*Objective*
Would you return all of this data exactly, leaving nothing out?

* Start Extracted material *

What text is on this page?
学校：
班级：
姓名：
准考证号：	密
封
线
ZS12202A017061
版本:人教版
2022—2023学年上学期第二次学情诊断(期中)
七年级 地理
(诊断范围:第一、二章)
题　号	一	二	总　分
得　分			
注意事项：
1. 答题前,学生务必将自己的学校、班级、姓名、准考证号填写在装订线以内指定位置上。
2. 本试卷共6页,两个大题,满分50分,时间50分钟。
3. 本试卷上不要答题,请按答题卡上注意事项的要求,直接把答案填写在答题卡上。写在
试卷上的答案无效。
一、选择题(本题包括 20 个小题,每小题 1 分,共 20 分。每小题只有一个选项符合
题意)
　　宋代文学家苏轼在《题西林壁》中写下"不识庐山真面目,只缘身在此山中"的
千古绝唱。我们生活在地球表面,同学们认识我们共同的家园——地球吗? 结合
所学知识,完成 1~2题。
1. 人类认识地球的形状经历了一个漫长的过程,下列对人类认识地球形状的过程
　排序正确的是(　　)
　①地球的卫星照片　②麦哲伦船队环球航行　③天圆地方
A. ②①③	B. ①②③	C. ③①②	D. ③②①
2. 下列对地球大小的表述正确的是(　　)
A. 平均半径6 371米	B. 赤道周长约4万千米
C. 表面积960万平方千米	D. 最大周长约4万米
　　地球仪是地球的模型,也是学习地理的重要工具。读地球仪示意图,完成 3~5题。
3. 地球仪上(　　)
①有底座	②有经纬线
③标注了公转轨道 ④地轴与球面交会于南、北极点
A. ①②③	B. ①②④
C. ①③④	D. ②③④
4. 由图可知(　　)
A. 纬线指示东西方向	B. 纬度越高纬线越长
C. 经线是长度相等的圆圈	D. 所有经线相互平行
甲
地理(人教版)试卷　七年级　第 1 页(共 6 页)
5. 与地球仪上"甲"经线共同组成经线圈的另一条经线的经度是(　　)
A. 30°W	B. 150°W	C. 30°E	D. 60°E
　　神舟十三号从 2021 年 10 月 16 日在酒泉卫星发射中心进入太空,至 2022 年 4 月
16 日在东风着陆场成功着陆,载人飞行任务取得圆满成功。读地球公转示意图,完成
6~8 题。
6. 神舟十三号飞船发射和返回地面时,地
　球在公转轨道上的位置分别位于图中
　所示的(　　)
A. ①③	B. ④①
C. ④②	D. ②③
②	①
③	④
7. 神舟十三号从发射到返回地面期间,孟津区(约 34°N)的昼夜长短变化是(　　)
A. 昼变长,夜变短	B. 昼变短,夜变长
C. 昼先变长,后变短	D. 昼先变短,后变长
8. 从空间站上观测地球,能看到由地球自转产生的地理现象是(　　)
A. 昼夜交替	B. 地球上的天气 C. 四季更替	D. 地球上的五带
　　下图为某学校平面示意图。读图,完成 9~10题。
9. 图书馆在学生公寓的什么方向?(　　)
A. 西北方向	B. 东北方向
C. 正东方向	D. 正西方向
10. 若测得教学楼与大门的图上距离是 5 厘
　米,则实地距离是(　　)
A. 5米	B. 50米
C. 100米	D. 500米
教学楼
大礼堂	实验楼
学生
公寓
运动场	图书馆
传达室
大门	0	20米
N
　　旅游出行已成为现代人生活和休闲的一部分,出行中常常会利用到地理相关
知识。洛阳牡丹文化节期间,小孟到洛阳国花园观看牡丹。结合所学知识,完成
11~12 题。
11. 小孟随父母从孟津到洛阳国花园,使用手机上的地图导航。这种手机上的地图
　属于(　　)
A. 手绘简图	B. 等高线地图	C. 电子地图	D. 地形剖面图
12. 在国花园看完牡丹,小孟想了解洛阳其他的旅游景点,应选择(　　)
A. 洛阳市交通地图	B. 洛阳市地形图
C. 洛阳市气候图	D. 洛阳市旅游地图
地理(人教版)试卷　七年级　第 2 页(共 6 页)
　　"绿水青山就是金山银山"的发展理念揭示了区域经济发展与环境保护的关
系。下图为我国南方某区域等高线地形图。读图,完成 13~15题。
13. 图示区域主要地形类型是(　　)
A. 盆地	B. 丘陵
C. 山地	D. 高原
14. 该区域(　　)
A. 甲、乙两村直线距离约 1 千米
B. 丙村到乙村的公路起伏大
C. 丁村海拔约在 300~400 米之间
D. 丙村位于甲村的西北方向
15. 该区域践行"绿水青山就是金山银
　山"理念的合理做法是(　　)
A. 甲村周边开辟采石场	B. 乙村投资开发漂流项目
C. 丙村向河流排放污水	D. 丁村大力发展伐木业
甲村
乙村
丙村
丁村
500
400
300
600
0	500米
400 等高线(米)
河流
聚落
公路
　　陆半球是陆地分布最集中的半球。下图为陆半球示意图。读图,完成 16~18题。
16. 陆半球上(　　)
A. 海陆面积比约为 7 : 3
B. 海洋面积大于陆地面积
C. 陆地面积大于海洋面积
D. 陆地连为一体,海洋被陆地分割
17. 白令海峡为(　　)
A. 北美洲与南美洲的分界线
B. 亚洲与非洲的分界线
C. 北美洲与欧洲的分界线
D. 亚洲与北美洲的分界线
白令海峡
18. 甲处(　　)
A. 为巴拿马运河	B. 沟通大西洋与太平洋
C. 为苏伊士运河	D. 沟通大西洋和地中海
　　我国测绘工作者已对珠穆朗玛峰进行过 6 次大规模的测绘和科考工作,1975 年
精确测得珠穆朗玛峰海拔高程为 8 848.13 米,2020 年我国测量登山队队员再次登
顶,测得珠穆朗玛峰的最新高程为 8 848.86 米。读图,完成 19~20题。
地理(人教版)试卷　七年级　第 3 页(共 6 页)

* End Extracted material *

*Solution below*
What text is on this page?
学校：
班级：
姓名：
准考证号：	密
封
线
ZS12202A017061
版本:人教版
2022—2023学年上学期第二次学情诊断(期中)
七年级 地理
(诊断范围:第一、二章)
题　号	一	二	总　分
得　分			
注意事项：
1. 答题前,学生务必将自己的学校、班级、姓名、准考证号填写在装订线以内指定位置上。
2. 本试卷共6页,两个大题,满分50分,时间50分钟。
3. 本试卷上不要答题,请按答题卡上注意事项的要求,直接把答案填写在答题卡上。写在
试卷上的答案无效。
一、选择题(本题包括 20 个小题,每小题 1 分,共 20 分。每小题只有一个选项符合
题意)
　　宋代文学家苏轼在《题西林壁》中写下"不识庐山真面目,只缘身在此山中"的
千古绝唱。我们生活在地球表面,同学们认识我们共同的家园——地球吗? 结合
所学知识,完成 1~2题。
1. 人类认识地球的形状经历了一个漫长的过程,下列对人类认识地球形状的过程
　排序正确的是(　　)
　①地球的卫星照片　②麦哲伦船队环球航行　③天圆地方
A. ②①③	B. ①②③	C. ③①②	D. ③②①
2. 下列对地球大小的表述正确的是(　　)
A. 平均半径6 371米	B. 赤道周长约4万千米
C. 表面积960万平方千米	D. 最大周长约4万米
　　地球仪是地球的模型,也是学习地理的重要工具。读地球仪示意图,完成 3~5题。
3. 地球仪上(　　)
①有底座	②有经纬线
③标注了公转轨道 ④地轴与球面交会于南、北极点
A. ①②③	B. ①②④
C. ①③④	D. ②③④
4. 由图可知(　　)
A. 纬线指示东西方向	B. 纬度越高纬线越长
C. 经线是长度相等的圆圈	D. 所有经线相互平行
甲
地理(人教版)试卷　七年级　第 1 页(共 6 页)
5. 与地球仪上"甲"经线共同组成经线圈的另一条经线的经度是(　　)
A. 30°W	B. 150°W	C. 30°E	D. 60°E
　　神舟十三号从 2021 年 10 月 16 日在酒泉卫星发射中心进入太空,至 2022 年 4 月
16 日在东风着陆场成功着陆,载人飞行任务取得圆满成功。读地球公转示意图,完成
6~8 题。
6. 神舟十三号飞船发射和返回地面时,地
　球在公转轨道上的位置分别位于图中
　所示的(　　)
A. ①③	B. ④①
C. ④②	D. ②③
②	①
③	④
7. 神舟十三号从发射到返回地面期间,孟津区(约 34°N)的昼夜长短变化是(　　)
A. 昼变长,夜变短	B. 昼变短,夜变长
C. 昼先变长,后变短	D. 昼先变短,后变长
8. 从空间站上观测地球,能看到由地球自转产生的地理现象是(　　)
A. 昼夜交替	B. 地球上的天气 C. 四季更替	D. 地球上的五带
　　下图为某学校平面示意图。读图,完成 9~10题。
9. 图书馆在学生公寓的什么方向?(　　)
A. 西北方向	B. 东北方向
C. 正东方向	D. 正西方向
10. 若测得教学楼与大门的图上距离是 5 厘
　米,则实地距离是(　　)
A. 5米	B. 50米
C. 100米	D. 500米
教学楼
大礼堂	实验楼
学生
公寓
运动场	图书馆
传达室
大门	0	20米
N
　　旅游出行已成为现代人生活和休闲的一部分,出行中常常会利用到地理相关
知识。洛阳牡丹文化节期间,小孟到洛阳国花园观看牡丹。结合所学知识,完成
11~12 题。
11. 小孟随父母从孟津到洛阳国花园,使用手机上的地图导航。这种手机上的地图
　属于(　　)
A. 手绘简图	B. 等高线地图	C. 电子地图	D. 地形剖面图
12. 在国花园看完牡丹,小孟想了解洛阳其他的旅游景点,应选择(　　)
A. 洛阳市交通地图	B. 洛阳市地形图
C. 洛阳市气候图	D. 洛阳市旅游地图
地理(人教版)试卷　七年级　第 2 页(共 6 页)
　　"绿水青山就是金山银山"的发展理念揭示了区域经济发展与环境保护的关
系。下图为我国南方某区域等高线地形图。读图,完成 13~15题。
13. 图示区域主要地形类型是(　　)
A. 盆地	B. 丘陵
C. 山地	D. 高原
14. 该区域(　　)
A. 甲、乙两村直线距离约 1 千米
B. 丙村到乙村的公路起伏大
C. 丁村海拔约在 300~400 米之间
D. 丙村位于甲村的西北方向
15. 该区域践行"绿水青山就是金山银
　山"理念的合理做法是(　　)
A. 甲村周边开辟采石场	B. 乙村投资开发漂流项目
C. 丙村向河流排放污水	D. 丁村大力发展伐木业
甲村
乙村
丙村
丁村
500
400
300
600
0	500米
400 等高线(米)
河流
聚落
公路
　　陆半球是陆地分布最集中的半球。下图为陆半球示意图。读图,完成 16~18题。
16. 陆半球上(　　)
A. 海陆面积比约为 7 : 3
B. 海洋面积大于陆地面积
C. 陆地面积大于海洋面积
D. 陆地连为一体,海洋被陆地分割
17. 白令海峡为(　　)
A. 北美洲与南美洲的分界线
B. 亚洲与非洲的分界线
C. 北美洲与欧洲的分界线
D. 亚洲与北美洲的分界线
白令海峡
18. 甲处(　　)
A. 为巴拿马运河	B. 沟通大西洋与太平洋
C. 为苏伊士运河	D. 沟通大西洋和地中海
　　我国测绘工作者已对珠穆朗玛峰进行过 6 次大规模的测绘和科考工作,1975 年
精确测得珠穆朗玛峰海拔高程为 8 848.13 米,2020 年我国测量登山队队员再次登
顶,测得珠穆朗玛峰的最新高程为 8 848.86 米。读图,完成 19~20题。
地理(人教版)试卷　七年级　第 3 页(共 6 页)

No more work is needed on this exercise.